* Task brief
Write the listing below out again exactly, dropping the images.

(Collected data entries)

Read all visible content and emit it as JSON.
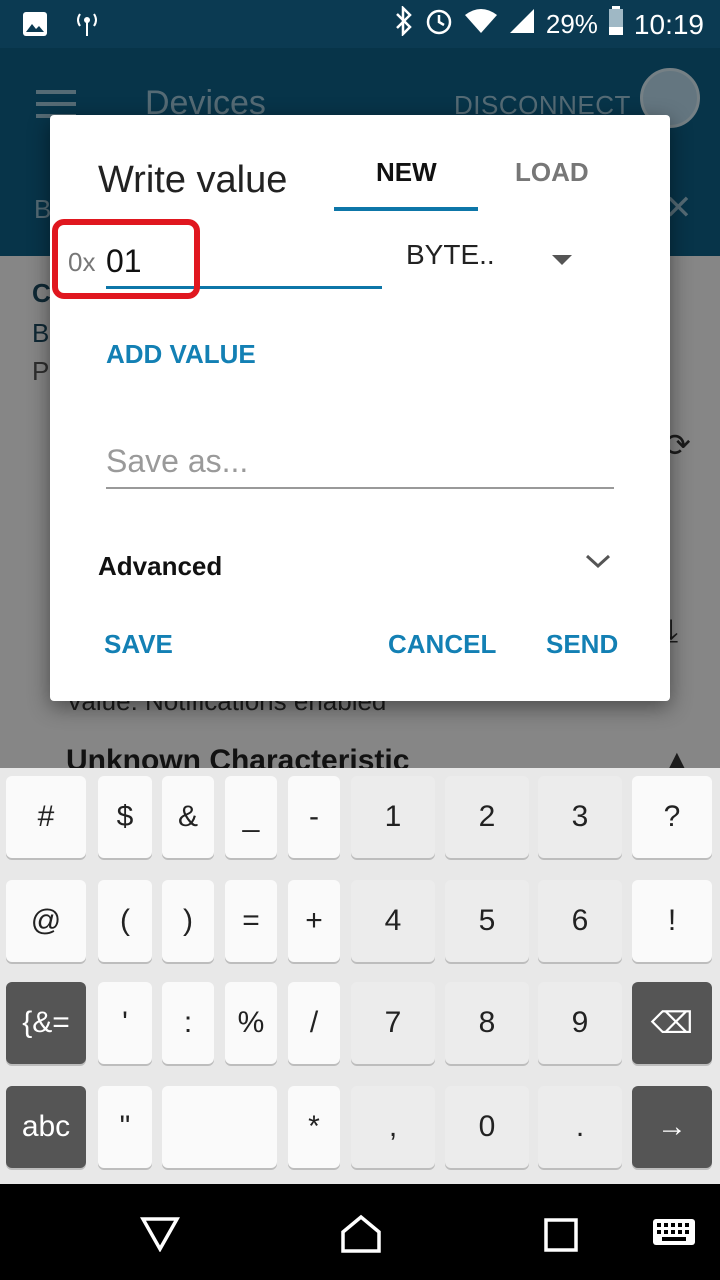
{
  "status_bar": {
    "battery": "29%",
    "time": "10:19",
    "icons": [
      "image-icon",
      "signal-tower-icon",
      "bluetooth-icon",
      "alarm-icon",
      "wifi-icon",
      "cell-signal-icon",
      "battery-icon"
    ]
  },
  "app_bar": {
    "title": "Devices",
    "disconnect": "DISCONNECT",
    "sub_left": "B",
    "sub_right": "✕"
  },
  "background": {
    "c1": "C",
    "c2": "B",
    "c3": "P",
    "value_line": "Value: Notifications enabled",
    "unknown": "Unknown Characteristic"
  },
  "dialog": {
    "title": "Write value",
    "tabs": [
      "NEW",
      "LOAD"
    ],
    "prefix": "0x",
    "value": "01",
    "type": "BYTE..",
    "add_value": "ADD VALUE",
    "saveas_placeholder": "Save as...",
    "advanced": "Advanced",
    "buttons": {
      "save": "SAVE",
      "cancel": "CANCEL",
      "send": "SEND"
    }
  },
  "keyboard": {
    "rows": [
      [
        "#",
        "$",
        "&",
        "_",
        "-",
        "1",
        "2",
        "3",
        "?"
      ],
      [
        "@",
        "(",
        ")",
        "=",
        "+",
        "4",
        "5",
        "6",
        "!"
      ],
      [
        "{&=",
        "'",
        ":",
        "%",
        "/",
        "7",
        "8",
        "9",
        "⌫"
      ],
      [
        "abc",
        "\"",
        "",
        "*",
        ",",
        "0",
        ".",
        "→"
      ]
    ]
  },
  "colors": {
    "accent": "#1380b4",
    "appbar": "#0d5f86",
    "highlight": "#e0171f"
  }
}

* Complete response
Read all visible content and emit it as JSON.
{
  "status_bar": {
    "battery": "29%",
    "time": "10:19",
    "icons": [
      "image-icon",
      "signal-tower-icon",
      "bluetooth-icon",
      "alarm-icon",
      "wifi-icon",
      "cell-signal-icon",
      "battery-icon"
    ]
  },
  "app_bar": {
    "title": "Devices",
    "disconnect": "DISCONNECT",
    "sub_left": "B",
    "sub_right": "✕"
  },
  "background": {
    "c1": "C",
    "c2": "B",
    "c3": "P",
    "value_line": "Value: Notifications enabled",
    "unknown": "Unknown Characteristic"
  },
  "dialog": {
    "title": "Write value",
    "tabs": [
      "NEW",
      "LOAD"
    ],
    "prefix": "0x",
    "value": "01",
    "type": "BYTE..",
    "add_value": "ADD VALUE",
    "saveas_placeholder": "Save as...",
    "advanced": "Advanced",
    "buttons": {
      "save": "SAVE",
      "cancel": "CANCEL",
      "send": "SEND"
    }
  },
  "keyboard": {
    "rows": [
      [
        "#",
        "$",
        "&",
        "_",
        "-",
        "1",
        "2",
        "3",
        "?"
      ],
      [
        "@",
        "(",
        ")",
        "=",
        "+",
        "4",
        "5",
        "6",
        "!"
      ],
      [
        "{&=",
        "'",
        ":",
        "%",
        "/",
        "7",
        "8",
        "9",
        "⌫"
      ],
      [
        "abc",
        "\"",
        "",
        "*",
        ",",
        "0",
        ".",
        "→"
      ]
    ]
  },
  "colors": {
    "accent": "#1380b4",
    "appbar": "#0d5f86",
    "highlight": "#e0171f"
  }
}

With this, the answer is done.